Given exercise:
Could you transcribe every record below exactly as written, leaving out any pictures?

Listed records:
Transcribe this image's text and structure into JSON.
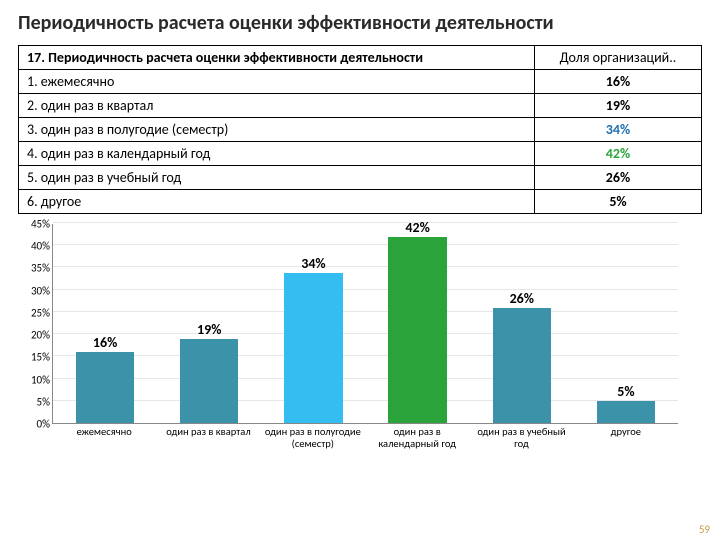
{
  "title": "Периодичность расчета оценки эффективности деятельности",
  "table": {
    "header_left": "17. Периодичность расчета оценки эффективности деятельности",
    "header_right": "Доля организаций..",
    "rows": [
      {
        "label": "1. ежемесячно",
        "value": "16%",
        "color": "#000000"
      },
      {
        "label": "2. один раз в квартал",
        "value": "19%",
        "color": "#000000"
      },
      {
        "label": "3. один раз в полугодие (семестр)",
        "value": "34%",
        "color": "#1f6fb0"
      },
      {
        "label": "4. один раз в календарный год",
        "value": "42%",
        "color": "#2aa43a"
      },
      {
        "label": "5. один раз в учебный год",
        "value": "26%",
        "color": "#000000"
      },
      {
        "label": "6. другое",
        "value": "5%",
        "color": "#000000"
      }
    ]
  },
  "chart": {
    "type": "bar",
    "ylim": [
      0,
      45
    ],
    "ytick_step": 5,
    "yticks": [
      "0%",
      "5%",
      "10%",
      "15%",
      "20%",
      "25%",
      "30%",
      "35%",
      "40%",
      "45%"
    ],
    "grid_color": "#e6e6e6",
    "background_color": "#ffffff",
    "bar_width_pct": 56,
    "value_label_fontsize": 14,
    "xlabel_fontsize": 10.5,
    "series": [
      {
        "label": "ежемесячно",
        "value": 16,
        "display": "16%",
        "color": "#3c92a8"
      },
      {
        "label": "один раз в квартал",
        "value": 19,
        "display": "19%",
        "color": "#3c92a8"
      },
      {
        "label": "один раз в полугодие (семестр)",
        "value": 34,
        "display": "34%",
        "color": "#34bdf0"
      },
      {
        "label": "один раз в календарный год",
        "value": 42,
        "display": "42%",
        "color": "#2aa43a"
      },
      {
        "label": "один раз в учебный год",
        "value": 26,
        "display": "26%",
        "color": "#3c92a8"
      },
      {
        "label": "другое",
        "value": 5,
        "display": "5%",
        "color": "#3c92a8"
      }
    ]
  },
  "pagenum": "59"
}
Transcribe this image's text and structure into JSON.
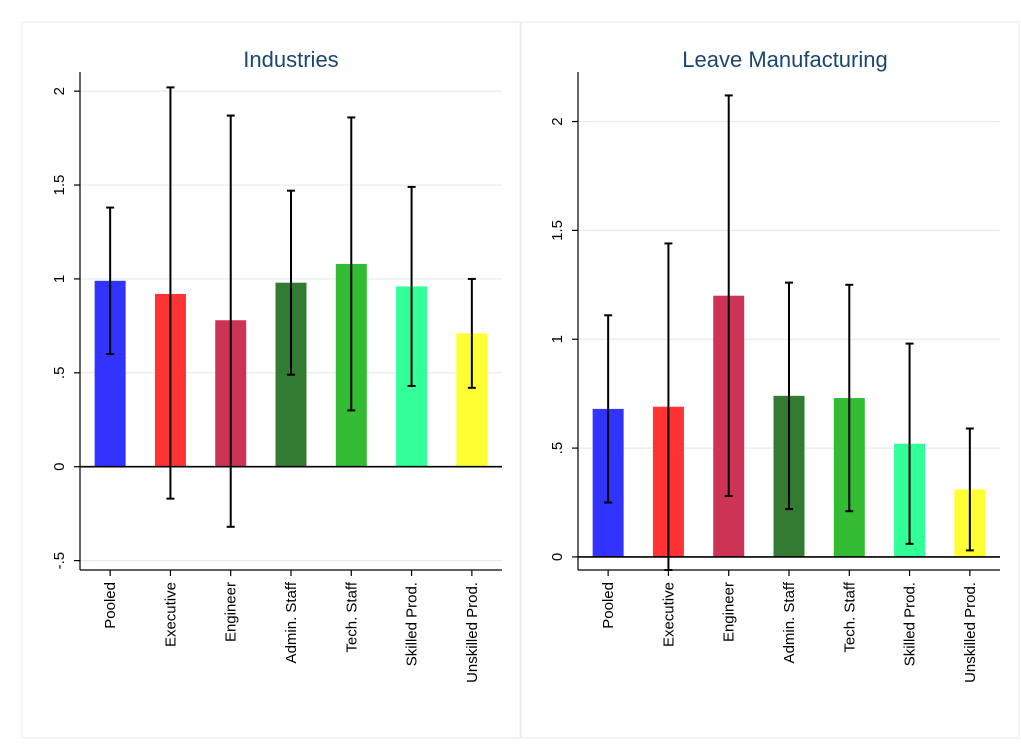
{
  "chart_data": [
    {
      "type": "bar",
      "title": "Industries",
      "xlabel": "",
      "ylabel": "",
      "ylim": [
        -0.55,
        2.07
      ],
      "yticks": [
        -0.5,
        0,
        0.5,
        1,
        1.5,
        2
      ],
      "ytick_labels": [
        "-.5",
        "0",
        ".5",
        "1",
        "1.5",
        "2"
      ],
      "grid": true,
      "categories": [
        "Pooled",
        "Executive",
        "Engineer",
        "Admin. Staff",
        "Tech. Staff",
        "Skilled Prod.",
        "Unskilled Prod."
      ],
      "values": [
        0.99,
        0.92,
        0.78,
        0.98,
        1.08,
        0.96,
        0.71
      ],
      "ci_low": [
        0.6,
        -0.17,
        -0.32,
        0.49,
        0.3,
        0.43,
        0.42
      ],
      "ci_high": [
        1.38,
        2.02,
        1.87,
        1.47,
        1.86,
        1.49,
        1.0
      ],
      "colors": [
        "#3333ff",
        "#ff3333",
        "#cc3355",
        "#337a33",
        "#33bb33",
        "#33ff99",
        "#ffff33"
      ]
    },
    {
      "type": "bar",
      "title": "Leave Manufacturing",
      "xlabel": "",
      "ylabel": "",
      "ylim": [
        -0.06,
        2.2
      ],
      "yticks": [
        0,
        0.5,
        1,
        1.5,
        2
      ],
      "ytick_labels": [
        "0",
        ".5",
        "1",
        "1.5",
        "2"
      ],
      "grid": true,
      "categories": [
        "Pooled",
        "Executive",
        "Engineer",
        "Admin. Staff",
        "Tech. Staff",
        "Skilled Prod.",
        "Unskilled Prod."
      ],
      "values": [
        0.68,
        0.69,
        1.2,
        0.74,
        0.73,
        0.52,
        0.31
      ],
      "ci_low": [
        0.25,
        -0.06,
        0.28,
        0.22,
        0.21,
        0.06,
        0.03
      ],
      "ci_high": [
        1.11,
        1.44,
        2.12,
        1.26,
        1.25,
        0.98,
        0.59
      ],
      "colors": [
        "#3333ff",
        "#ff3333",
        "#cc3355",
        "#337a33",
        "#33bb33",
        "#33ff99",
        "#ffff33"
      ]
    }
  ]
}
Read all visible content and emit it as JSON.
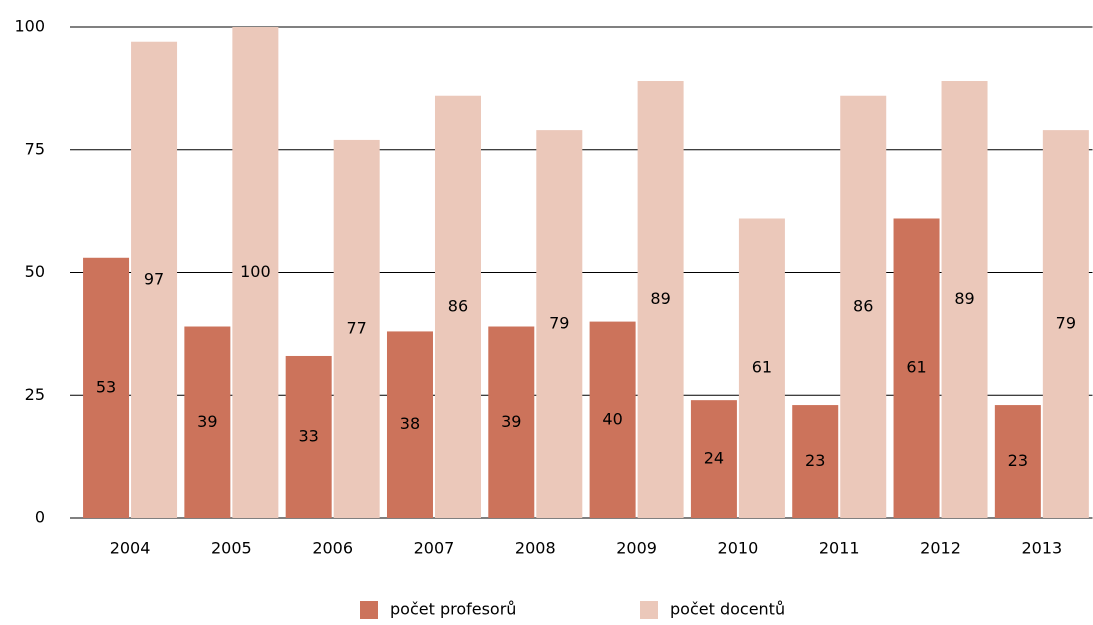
{
  "chart_data": {
    "type": "bar",
    "categories": [
      "2004",
      "2005",
      "2006",
      "2007",
      "2008",
      "2009",
      "2010",
      "2011",
      "2012",
      "2013"
    ],
    "series": [
      {
        "name": "počet profesorů",
        "color": "#cc735b",
        "values": [
          53,
          39,
          33,
          38,
          39,
          40,
          24,
          23,
          61,
          23
        ]
      },
      {
        "name": "počet docentů",
        "color": "#ebc8ba",
        "values": [
          97,
          100,
          77,
          86,
          79,
          89,
          61,
          86,
          89,
          79
        ]
      }
    ],
    "ylim": [
      0,
      100
    ],
    "yticks": [
      0,
      25,
      50,
      75,
      100
    ],
    "grid": true,
    "legend": "bottom"
  }
}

Solution for this exercise:
Transcribe this image's text and structure into JSON.
{
  "title": "Периодичность расчета оценки эффективности деятельности",
  "table": {
    "header_left": "17. Периодичность расчета оценки эффективности деятельности",
    "header_right": "Доля организаций..",
    "rows": [
      {
        "label": "1. ежемесячно",
        "value": "16%",
        "color": "#000000"
      },
      {
        "label": "2. один раз в квартал",
        "value": "19%",
        "color": "#000000"
      },
      {
        "label": "3. один раз в полугодие (семестр)",
        "value": "34%",
        "color": "#1f6fb0"
      },
      {
        "label": "4. один раз в календарный год",
        "value": "42%",
        "color": "#2aa43a"
      },
      {
        "label": "5. один раз в учебный год",
        "value": "26%",
        "color": "#000000"
      },
      {
        "label": "6. другое",
        "value": "5%",
        "color": "#000000"
      }
    ]
  },
  "chart": {
    "type": "bar",
    "ylim": [
      0,
      45
    ],
    "ytick_step": 5,
    "yticks": [
      "0%",
      "5%",
      "10%",
      "15%",
      "20%",
      "25%",
      "30%",
      "35%",
      "40%",
      "45%"
    ],
    "grid_color": "#e6e6e6",
    "background_color": "#ffffff",
    "bar_width_pct": 56,
    "value_label_fontsize": 14,
    "xlabel_fontsize": 10.5,
    "series": [
      {
        "label": "ежемесячно",
        "value": 16,
        "display": "16%",
        "color": "#3c92a8"
      },
      {
        "label": "один раз в квартал",
        "value": 19,
        "display": "19%",
        "color": "#3c92a8"
      },
      {
        "label": "один раз в полугодие (семестр)",
        "value": 34,
        "display": "34%",
        "color": "#34bdf0"
      },
      {
        "label": "один раз в календарный год",
        "value": 42,
        "display": "42%",
        "color": "#2aa43a"
      },
      {
        "label": "один раз в учебный год",
        "value": 26,
        "display": "26%",
        "color": "#3c92a8"
      },
      {
        "label": "другое",
        "value": 5,
        "display": "5%",
        "color": "#3c92a8"
      }
    ]
  },
  "pagenum": "59"
}
Transcribe this image's text and structure into JSON.
{
  "chart_data": [
    {
      "type": "bar",
      "title": "Industries",
      "xlabel": "",
      "ylabel": "",
      "ylim": [
        -0.55,
        2.07
      ],
      "yticks": [
        -0.5,
        0,
        0.5,
        1,
        1.5,
        2
      ],
      "ytick_labels": [
        "-.5",
        "0",
        ".5",
        "1",
        "1.5",
        "2"
      ],
      "grid": true,
      "categories": [
        "Pooled",
        "Executive",
        "Engineer",
        "Admin. Staff",
        "Tech. Staff",
        "Skilled Prod.",
        "Unskilled Prod."
      ],
      "values": [
        0.99,
        0.92,
        0.78,
        0.98,
        1.08,
        0.96,
        0.71
      ],
      "ci_low": [
        0.6,
        -0.17,
        -0.32,
        0.49,
        0.3,
        0.43,
        0.42
      ],
      "ci_high": [
        1.38,
        2.02,
        1.87,
        1.47,
        1.86,
        1.49,
        1.0
      ],
      "colors": [
        "#3333ff",
        "#ff3333",
        "#cc3355",
        "#337a33",
        "#33bb33",
        "#33ff99",
        "#ffff33"
      ]
    },
    {
      "type": "bar",
      "title": "Leave Manufacturing",
      "xlabel": "",
      "ylabel": "",
      "ylim": [
        -0.06,
        2.2
      ],
      "yticks": [
        0,
        0.5,
        1,
        1.5,
        2
      ],
      "ytick_labels": [
        "0",
        ".5",
        "1",
        "1.5",
        "2"
      ],
      "grid": true,
      "categories": [
        "Pooled",
        "Executive",
        "Engineer",
        "Admin. Staff",
        "Tech. Staff",
        "Skilled Prod.",
        "Unskilled Prod."
      ],
      "values": [
        0.68,
        0.69,
        1.2,
        0.74,
        0.73,
        0.52,
        0.31
      ],
      "ci_low": [
        0.25,
        -0.06,
        0.28,
        0.22,
        0.21,
        0.06,
        0.03
      ],
      "ci_high": [
        1.11,
        1.44,
        2.12,
        1.26,
        1.25,
        0.98,
        0.59
      ],
      "colors": [
        "#3333ff",
        "#ff3333",
        "#cc3355",
        "#337a33",
        "#33bb33",
        "#33ff99",
        "#ffff33"
      ]
    }
  ]
}
Read all visible content and emit it as JSON.
{
  "chart_data": {
    "type": "bar",
    "categories": [
      "2004",
      "2005",
      "2006",
      "2007",
      "2008",
      "2009",
      "2010",
      "2011",
      "2012",
      "2013"
    ],
    "series": [
      {
        "name": "počet profesorů",
        "color": "#cc735b",
        "values": [
          53,
          39,
          33,
          38,
          39,
          40,
          24,
          23,
          61,
          23
        ]
      },
      {
        "name": "počet docentů",
        "color": "#ebc8ba",
        "values": [
          97,
          100,
          77,
          86,
          79,
          89,
          61,
          86,
          89,
          79
        ]
      }
    ],
    "ylim": [
      0,
      100
    ],
    "yticks": [
      0,
      25,
      50,
      75,
      100
    ],
    "grid": true,
    "legend": "bottom"
  }
}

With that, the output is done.